[start of MATERIAL FOR THIS EXERCISE]

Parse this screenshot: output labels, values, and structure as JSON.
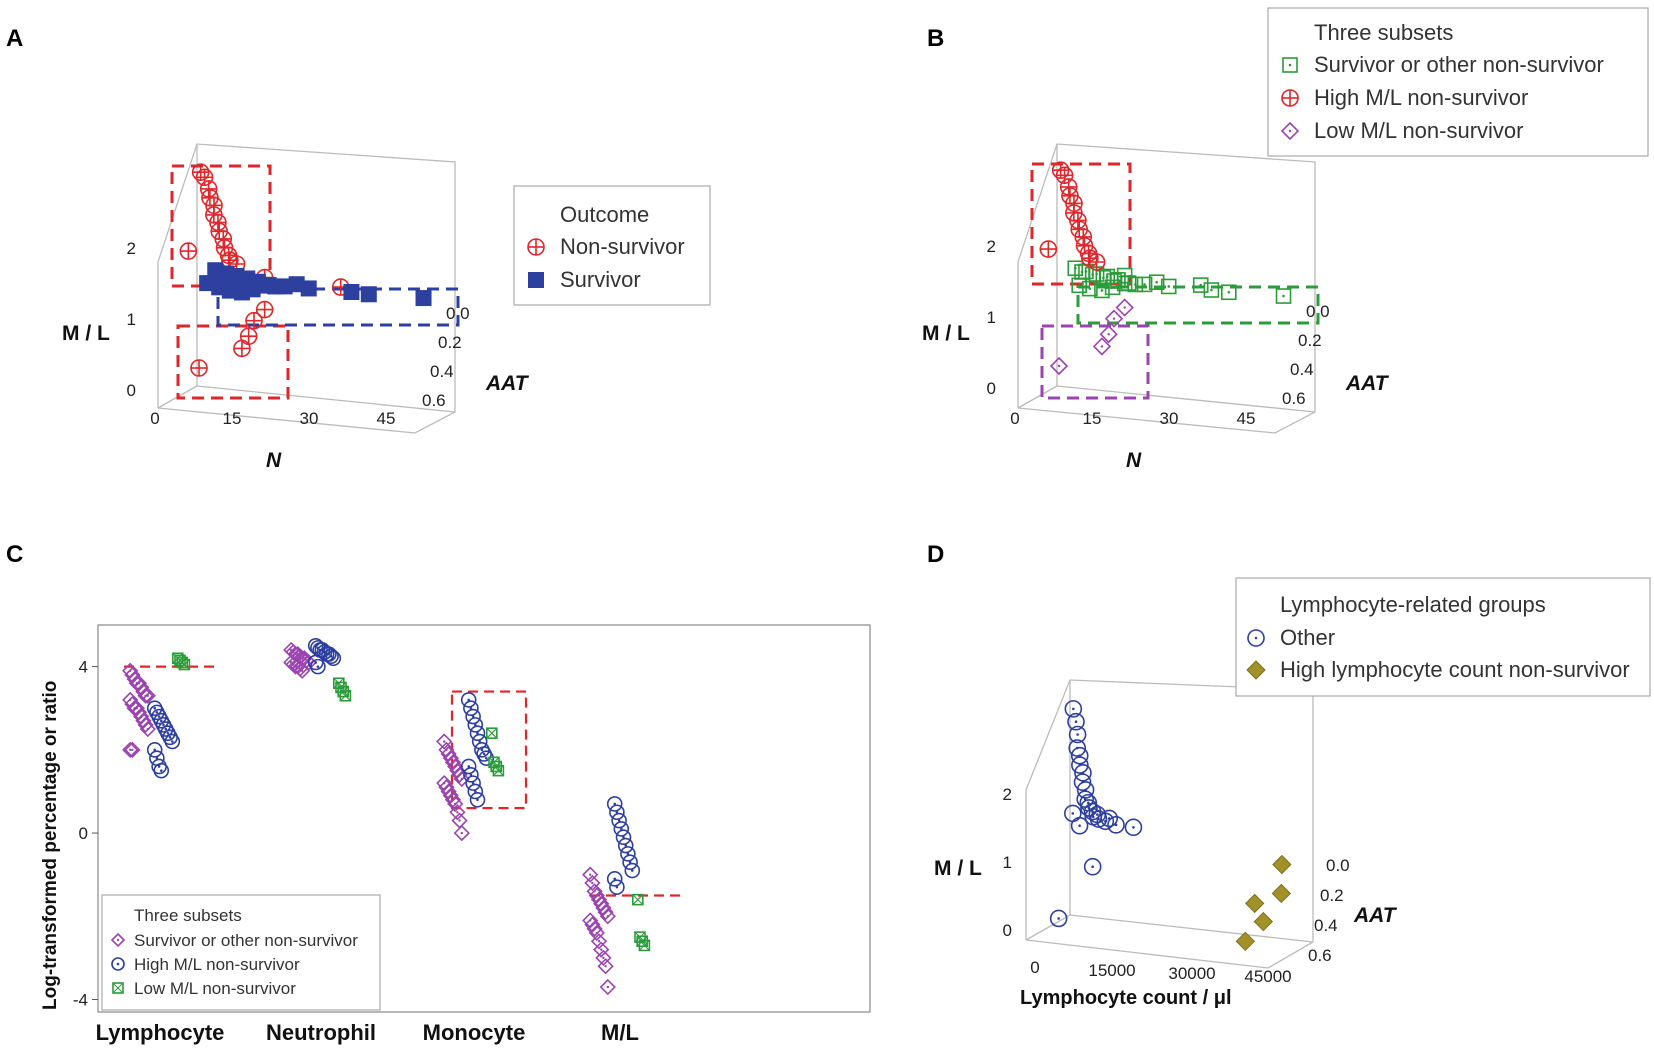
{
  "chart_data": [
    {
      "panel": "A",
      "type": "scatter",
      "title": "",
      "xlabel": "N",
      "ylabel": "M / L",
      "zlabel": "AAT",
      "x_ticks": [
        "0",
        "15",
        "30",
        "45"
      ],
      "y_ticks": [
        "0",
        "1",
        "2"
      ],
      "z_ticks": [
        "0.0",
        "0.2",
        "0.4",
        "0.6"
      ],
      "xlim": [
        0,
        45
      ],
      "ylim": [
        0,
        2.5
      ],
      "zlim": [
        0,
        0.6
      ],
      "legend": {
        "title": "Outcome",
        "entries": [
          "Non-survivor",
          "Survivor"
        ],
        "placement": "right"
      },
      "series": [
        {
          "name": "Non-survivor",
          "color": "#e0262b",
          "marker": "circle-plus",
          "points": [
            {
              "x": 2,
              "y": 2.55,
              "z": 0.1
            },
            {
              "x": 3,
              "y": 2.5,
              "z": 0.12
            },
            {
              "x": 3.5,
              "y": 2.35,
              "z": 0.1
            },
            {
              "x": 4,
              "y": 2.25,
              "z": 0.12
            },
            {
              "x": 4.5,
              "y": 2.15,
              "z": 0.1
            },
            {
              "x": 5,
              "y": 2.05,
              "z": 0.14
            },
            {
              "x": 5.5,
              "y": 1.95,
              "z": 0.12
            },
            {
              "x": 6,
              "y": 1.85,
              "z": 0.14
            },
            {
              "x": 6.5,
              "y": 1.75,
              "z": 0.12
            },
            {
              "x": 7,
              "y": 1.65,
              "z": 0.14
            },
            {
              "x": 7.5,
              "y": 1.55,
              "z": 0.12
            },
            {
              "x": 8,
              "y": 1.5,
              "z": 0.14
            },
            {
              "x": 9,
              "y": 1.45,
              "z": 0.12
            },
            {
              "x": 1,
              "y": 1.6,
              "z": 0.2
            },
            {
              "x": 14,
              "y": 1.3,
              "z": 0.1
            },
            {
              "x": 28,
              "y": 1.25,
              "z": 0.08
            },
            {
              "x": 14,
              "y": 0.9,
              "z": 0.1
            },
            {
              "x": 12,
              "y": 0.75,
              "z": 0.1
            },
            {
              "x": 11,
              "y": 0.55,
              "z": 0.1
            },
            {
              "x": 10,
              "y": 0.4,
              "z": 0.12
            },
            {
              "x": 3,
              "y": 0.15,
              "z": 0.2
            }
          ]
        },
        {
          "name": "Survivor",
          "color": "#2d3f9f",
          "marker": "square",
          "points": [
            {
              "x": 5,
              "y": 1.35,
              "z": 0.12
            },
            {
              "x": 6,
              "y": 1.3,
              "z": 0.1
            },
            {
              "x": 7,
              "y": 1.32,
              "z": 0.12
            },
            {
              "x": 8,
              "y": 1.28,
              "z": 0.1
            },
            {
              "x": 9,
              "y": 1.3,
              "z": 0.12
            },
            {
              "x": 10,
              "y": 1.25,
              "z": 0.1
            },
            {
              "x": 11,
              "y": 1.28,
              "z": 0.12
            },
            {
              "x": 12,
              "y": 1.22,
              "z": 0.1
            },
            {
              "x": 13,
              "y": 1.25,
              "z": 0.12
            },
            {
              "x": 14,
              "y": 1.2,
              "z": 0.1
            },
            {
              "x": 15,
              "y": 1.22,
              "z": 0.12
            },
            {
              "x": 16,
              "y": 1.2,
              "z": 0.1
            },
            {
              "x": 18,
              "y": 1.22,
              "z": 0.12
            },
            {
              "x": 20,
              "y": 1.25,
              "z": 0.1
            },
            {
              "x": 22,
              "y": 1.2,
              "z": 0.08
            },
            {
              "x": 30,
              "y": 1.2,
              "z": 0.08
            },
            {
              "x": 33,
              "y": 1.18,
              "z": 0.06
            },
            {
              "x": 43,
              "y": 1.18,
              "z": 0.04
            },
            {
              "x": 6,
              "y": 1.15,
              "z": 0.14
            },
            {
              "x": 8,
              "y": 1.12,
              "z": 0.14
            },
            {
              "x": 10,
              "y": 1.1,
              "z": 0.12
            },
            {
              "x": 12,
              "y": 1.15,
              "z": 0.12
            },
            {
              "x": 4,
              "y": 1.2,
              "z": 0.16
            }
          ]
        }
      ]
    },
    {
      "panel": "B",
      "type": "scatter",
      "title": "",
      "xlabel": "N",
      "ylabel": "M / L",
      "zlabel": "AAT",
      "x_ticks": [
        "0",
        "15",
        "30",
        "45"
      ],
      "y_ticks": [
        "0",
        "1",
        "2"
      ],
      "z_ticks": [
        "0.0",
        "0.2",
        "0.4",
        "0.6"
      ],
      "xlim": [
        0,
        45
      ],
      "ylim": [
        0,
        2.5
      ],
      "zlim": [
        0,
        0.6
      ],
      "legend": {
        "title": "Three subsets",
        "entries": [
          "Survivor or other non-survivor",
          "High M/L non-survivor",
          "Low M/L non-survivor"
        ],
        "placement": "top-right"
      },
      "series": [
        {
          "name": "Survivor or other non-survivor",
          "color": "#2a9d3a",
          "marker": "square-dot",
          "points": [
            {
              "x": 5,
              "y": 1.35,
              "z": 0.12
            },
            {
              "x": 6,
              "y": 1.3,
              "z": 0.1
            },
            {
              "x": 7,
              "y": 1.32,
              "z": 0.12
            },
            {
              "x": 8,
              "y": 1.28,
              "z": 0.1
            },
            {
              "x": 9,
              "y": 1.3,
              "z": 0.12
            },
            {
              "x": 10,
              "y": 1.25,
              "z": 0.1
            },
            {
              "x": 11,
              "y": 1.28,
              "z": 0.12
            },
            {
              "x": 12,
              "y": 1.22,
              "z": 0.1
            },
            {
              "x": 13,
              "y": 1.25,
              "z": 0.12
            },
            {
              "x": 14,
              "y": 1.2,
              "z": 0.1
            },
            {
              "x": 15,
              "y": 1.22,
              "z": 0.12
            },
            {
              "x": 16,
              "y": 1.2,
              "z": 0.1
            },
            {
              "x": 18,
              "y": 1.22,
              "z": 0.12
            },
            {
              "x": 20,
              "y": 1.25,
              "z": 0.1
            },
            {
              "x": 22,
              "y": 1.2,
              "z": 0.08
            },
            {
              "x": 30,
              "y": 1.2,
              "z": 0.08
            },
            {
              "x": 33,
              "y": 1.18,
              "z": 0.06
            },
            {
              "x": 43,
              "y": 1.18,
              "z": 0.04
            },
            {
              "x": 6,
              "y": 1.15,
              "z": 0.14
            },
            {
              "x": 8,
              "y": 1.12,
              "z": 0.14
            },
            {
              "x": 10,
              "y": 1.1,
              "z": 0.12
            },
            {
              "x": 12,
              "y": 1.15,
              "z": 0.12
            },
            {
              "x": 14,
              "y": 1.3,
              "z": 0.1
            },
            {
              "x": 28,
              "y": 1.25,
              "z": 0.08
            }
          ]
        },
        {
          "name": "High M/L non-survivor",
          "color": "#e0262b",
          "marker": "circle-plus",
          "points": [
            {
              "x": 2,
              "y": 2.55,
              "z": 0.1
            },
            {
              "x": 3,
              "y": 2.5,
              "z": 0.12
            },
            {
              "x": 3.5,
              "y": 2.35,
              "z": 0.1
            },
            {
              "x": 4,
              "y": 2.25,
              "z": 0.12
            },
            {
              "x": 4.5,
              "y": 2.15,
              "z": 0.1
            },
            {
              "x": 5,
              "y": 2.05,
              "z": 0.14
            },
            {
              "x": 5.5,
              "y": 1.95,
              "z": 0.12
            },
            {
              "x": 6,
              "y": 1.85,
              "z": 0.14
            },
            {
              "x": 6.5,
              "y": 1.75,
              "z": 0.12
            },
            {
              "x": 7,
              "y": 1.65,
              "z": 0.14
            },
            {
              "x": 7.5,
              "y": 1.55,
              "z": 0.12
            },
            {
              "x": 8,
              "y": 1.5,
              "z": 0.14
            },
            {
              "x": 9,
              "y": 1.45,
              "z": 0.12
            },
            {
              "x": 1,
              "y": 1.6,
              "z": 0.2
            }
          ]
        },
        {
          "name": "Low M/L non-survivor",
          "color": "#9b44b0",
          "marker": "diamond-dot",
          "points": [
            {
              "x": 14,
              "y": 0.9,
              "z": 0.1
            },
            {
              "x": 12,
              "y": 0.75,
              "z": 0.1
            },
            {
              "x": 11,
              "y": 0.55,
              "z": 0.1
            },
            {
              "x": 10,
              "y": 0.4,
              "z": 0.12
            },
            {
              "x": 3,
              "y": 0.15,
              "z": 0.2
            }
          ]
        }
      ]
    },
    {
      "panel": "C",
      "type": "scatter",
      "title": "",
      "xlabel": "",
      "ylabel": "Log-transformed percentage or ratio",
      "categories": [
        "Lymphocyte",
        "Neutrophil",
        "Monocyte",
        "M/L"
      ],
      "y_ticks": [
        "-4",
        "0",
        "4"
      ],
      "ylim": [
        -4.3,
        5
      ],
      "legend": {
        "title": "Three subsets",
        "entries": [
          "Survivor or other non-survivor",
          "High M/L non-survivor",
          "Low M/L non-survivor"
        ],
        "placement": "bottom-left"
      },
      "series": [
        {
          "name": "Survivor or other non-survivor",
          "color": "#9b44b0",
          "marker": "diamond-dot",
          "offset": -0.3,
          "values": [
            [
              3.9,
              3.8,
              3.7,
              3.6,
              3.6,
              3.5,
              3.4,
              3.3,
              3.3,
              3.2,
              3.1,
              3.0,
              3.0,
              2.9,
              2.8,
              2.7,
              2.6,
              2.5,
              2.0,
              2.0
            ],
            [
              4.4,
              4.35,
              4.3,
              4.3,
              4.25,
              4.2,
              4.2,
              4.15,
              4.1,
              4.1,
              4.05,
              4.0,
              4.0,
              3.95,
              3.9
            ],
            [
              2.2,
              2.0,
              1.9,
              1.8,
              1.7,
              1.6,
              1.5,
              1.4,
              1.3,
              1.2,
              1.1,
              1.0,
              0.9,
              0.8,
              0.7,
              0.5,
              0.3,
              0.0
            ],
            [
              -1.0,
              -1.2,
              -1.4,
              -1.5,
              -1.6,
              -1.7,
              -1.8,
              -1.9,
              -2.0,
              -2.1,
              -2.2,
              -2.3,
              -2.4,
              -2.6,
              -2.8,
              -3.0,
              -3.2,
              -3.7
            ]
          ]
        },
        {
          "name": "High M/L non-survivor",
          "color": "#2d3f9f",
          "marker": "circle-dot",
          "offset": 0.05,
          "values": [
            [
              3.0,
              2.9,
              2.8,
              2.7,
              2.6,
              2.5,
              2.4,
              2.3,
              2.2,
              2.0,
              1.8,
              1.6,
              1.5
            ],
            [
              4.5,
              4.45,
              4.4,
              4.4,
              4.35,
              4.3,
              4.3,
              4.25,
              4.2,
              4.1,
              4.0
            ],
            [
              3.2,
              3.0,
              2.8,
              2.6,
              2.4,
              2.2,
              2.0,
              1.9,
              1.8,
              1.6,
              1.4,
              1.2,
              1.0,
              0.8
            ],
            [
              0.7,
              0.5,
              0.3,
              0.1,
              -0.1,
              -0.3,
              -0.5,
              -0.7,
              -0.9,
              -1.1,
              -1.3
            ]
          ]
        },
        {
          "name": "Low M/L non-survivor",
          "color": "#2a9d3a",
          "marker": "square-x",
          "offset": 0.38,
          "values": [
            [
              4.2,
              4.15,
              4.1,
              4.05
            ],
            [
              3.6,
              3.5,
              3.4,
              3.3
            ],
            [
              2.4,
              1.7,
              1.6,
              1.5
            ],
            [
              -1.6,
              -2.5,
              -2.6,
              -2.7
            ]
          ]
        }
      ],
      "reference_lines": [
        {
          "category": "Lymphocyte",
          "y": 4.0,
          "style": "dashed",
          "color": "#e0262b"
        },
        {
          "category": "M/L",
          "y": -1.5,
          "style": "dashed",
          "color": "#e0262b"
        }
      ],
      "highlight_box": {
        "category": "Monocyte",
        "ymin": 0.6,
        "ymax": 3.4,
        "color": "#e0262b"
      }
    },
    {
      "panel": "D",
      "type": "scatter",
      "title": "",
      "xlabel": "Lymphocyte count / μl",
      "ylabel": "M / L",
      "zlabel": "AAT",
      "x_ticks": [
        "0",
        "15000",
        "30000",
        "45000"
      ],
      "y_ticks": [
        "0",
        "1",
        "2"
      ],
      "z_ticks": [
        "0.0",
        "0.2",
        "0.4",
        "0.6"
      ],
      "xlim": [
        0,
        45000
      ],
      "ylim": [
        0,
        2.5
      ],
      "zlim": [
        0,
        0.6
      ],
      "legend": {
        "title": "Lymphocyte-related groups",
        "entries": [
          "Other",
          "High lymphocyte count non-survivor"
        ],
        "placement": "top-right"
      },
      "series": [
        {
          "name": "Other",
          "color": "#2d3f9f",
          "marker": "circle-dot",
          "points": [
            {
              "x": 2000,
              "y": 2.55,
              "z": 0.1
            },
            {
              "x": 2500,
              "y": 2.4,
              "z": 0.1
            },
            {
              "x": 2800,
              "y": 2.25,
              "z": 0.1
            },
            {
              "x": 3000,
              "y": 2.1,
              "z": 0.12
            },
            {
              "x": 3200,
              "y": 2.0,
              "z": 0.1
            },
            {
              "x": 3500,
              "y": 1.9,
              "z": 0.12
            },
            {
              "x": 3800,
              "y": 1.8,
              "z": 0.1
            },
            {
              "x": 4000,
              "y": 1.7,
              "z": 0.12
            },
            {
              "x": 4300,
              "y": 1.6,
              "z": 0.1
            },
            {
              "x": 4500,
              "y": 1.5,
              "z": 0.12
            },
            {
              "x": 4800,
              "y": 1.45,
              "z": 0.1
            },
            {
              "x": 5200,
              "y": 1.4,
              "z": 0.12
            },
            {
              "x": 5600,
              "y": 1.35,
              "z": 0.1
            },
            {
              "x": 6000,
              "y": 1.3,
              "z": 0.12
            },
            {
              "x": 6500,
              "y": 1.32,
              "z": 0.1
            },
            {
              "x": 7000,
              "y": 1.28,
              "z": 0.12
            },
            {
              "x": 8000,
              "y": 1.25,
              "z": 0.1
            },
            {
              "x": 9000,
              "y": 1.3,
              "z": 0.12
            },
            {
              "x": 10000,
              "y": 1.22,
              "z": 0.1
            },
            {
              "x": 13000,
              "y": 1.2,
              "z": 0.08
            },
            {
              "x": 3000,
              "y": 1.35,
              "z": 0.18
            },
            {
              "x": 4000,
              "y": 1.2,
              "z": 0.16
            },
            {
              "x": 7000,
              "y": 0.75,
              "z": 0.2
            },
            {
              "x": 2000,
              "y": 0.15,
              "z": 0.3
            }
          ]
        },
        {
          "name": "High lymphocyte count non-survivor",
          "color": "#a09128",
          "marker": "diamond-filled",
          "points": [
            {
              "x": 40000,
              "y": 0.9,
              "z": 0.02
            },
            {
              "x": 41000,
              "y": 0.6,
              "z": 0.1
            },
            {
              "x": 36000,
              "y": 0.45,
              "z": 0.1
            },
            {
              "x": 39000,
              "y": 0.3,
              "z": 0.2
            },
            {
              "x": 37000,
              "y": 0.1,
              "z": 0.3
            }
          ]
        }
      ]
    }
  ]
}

[end of MATERIAL FOR THIS EXERCISE]
[start of MATERIAL FOR THIS EXERCISE]

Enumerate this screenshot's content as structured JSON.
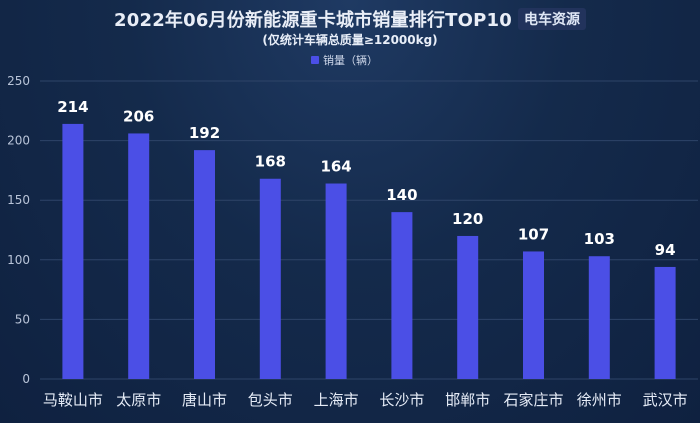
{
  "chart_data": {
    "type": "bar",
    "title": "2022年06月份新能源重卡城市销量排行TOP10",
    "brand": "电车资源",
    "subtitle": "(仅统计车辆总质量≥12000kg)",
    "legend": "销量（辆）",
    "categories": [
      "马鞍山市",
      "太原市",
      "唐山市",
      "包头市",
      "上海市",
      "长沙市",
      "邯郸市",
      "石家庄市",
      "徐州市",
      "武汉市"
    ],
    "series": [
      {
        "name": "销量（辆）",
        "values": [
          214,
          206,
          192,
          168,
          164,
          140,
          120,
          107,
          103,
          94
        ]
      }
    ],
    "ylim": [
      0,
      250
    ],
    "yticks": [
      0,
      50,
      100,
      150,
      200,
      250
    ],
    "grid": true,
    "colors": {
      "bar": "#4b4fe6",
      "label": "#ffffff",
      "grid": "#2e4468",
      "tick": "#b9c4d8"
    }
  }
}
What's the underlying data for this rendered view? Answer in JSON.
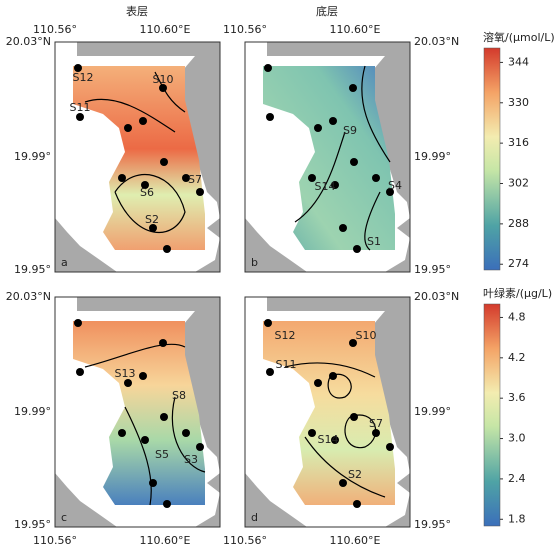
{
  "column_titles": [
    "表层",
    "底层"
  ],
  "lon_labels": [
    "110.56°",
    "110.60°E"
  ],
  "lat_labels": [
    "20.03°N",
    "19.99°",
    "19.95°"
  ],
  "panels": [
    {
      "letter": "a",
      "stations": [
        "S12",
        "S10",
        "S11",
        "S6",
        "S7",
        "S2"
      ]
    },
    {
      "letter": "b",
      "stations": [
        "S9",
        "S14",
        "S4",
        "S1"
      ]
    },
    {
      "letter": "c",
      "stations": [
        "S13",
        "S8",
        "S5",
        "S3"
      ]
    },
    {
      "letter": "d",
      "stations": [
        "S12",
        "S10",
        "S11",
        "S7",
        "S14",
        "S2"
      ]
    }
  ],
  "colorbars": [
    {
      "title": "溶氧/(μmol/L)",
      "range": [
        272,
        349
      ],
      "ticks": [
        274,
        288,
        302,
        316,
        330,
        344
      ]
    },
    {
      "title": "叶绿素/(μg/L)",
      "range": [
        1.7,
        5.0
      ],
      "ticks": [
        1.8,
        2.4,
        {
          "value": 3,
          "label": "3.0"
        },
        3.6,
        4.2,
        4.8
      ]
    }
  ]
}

[end of MATERIAL FOR THIS EXERCISE]

— SET TASK —
Pick out and copy the lines of the material that include the word "count".

— RESULT FOR THIS TASK —
      "xlabel": "Lymphocyte count / μl",
          "High lymphocyte count non-survivor"
          "name": "High lymphocyte count non-survivor",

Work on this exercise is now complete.